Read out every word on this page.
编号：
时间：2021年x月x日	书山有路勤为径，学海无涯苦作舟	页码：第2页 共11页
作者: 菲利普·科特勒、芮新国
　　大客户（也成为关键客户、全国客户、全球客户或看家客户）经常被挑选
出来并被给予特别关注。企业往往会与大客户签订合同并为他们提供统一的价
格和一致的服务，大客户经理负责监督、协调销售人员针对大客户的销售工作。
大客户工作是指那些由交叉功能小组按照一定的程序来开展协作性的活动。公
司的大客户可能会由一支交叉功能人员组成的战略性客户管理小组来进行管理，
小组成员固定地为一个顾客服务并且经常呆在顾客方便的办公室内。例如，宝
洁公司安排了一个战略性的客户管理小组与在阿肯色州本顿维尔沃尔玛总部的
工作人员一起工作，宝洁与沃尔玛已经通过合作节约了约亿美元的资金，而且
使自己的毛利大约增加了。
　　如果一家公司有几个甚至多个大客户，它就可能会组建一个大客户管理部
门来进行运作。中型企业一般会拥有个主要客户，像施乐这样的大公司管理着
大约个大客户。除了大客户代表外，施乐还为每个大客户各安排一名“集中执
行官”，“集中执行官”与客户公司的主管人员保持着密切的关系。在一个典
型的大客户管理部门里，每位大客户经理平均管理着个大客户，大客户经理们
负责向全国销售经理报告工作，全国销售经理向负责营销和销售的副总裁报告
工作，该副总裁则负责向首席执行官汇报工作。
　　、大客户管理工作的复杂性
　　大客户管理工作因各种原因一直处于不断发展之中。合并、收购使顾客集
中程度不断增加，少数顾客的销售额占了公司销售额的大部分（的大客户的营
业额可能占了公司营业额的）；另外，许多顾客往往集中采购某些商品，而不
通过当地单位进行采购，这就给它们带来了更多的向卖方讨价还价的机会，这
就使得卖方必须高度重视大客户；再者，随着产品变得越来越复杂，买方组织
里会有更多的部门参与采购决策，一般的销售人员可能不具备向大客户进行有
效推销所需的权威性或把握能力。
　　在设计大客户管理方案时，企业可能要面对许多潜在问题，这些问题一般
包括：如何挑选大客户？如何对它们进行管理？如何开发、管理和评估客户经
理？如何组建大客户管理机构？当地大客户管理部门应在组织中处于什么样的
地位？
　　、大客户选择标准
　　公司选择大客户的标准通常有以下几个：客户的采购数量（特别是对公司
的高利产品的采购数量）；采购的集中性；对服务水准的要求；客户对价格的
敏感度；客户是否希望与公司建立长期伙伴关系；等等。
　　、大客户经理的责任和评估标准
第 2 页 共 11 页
# # # # # # #
■ Exercise instructions
Transcribe every entry exactly, omitting nothing.

■ Full answer
Read out every word on this page.
编号：
时间：2021年x月x日	书山有路勤为径，学海无涯苦作舟	页码：第2页 共11页
作者: 菲利普·科特勒、芮新国
　　大客户（也成为关键客户、全国客户、全球客户或看家客户）经常被挑选
出来并被给予特别关注。企业往往会与大客户签订合同并为他们提供统一的价
格和一致的服务，大客户经理负责监督、协调销售人员针对大客户的销售工作。
大客户工作是指那些由交叉功能小组按照一定的程序来开展协作性的活动。公
司的大客户可能会由一支交叉功能人员组成的战略性客户管理小组来进行管理，
小组成员固定地为一个顾客服务并且经常呆在顾客方便的办公室内。例如，宝
洁公司安排了一个战略性的客户管理小组与在阿肯色州本顿维尔沃尔玛总部的
工作人员一起工作，宝洁与沃尔玛已经通过合作节约了约亿美元的资金，而且
使自己的毛利大约增加了。
　　如果一家公司有几个甚至多个大客户，它就可能会组建一个大客户管理部
门来进行运作。中型企业一般会拥有个主要客户，像施乐这样的大公司管理着
大约个大客户。除了大客户代表外，施乐还为每个大客户各安排一名“集中执
行官”，“集中执行官”与客户公司的主管人员保持着密切的关系。在一个典
型的大客户管理部门里，每位大客户经理平均管理着个大客户，大客户经理们
负责向全国销售经理报告工作，全国销售经理向负责营销和销售的副总裁报告
工作，该副总裁则负责向首席执行官汇报工作。
　　、大客户管理工作的复杂性
　　大客户管理工作因各种原因一直处于不断发展之中。合并、收购使顾客集
中程度不断增加，少数顾客的销售额占了公司销售额的大部分（的大客户的营
业额可能占了公司营业额的）；另外，许多顾客往往集中采购某些商品，而不
通过当地单位进行采购，这就给它们带来了更多的向卖方讨价还价的机会，这
就使得卖方必须高度重视大客户；再者，随着产品变得越来越复杂，买方组织
里会有更多的部门参与采购决策，一般的销售人员可能不具备向大客户进行有
效推销所需的权威性或把握能力。
　　在设计大客户管理方案时，企业可能要面对许多潜在问题，这些问题一般
包括：如何挑选大客户？如何对它们进行管理？如何开发、管理和评估客户经
理？如何组建大客户管理机构？当地大客户管理部门应在组织中处于什么样的
地位？
　　、大客户选择标准
　　公司选择大客户的标准通常有以下几个：客户的采购数量（特别是对公司
的高利产品的采购数量）；采购的集中性；对服务水准的要求；客户对价格的
敏感度；客户是否希望与公司建立长期伙伴关系；等等。
　　、大客户经理的责任和评估标准
第 2 页 共 11 页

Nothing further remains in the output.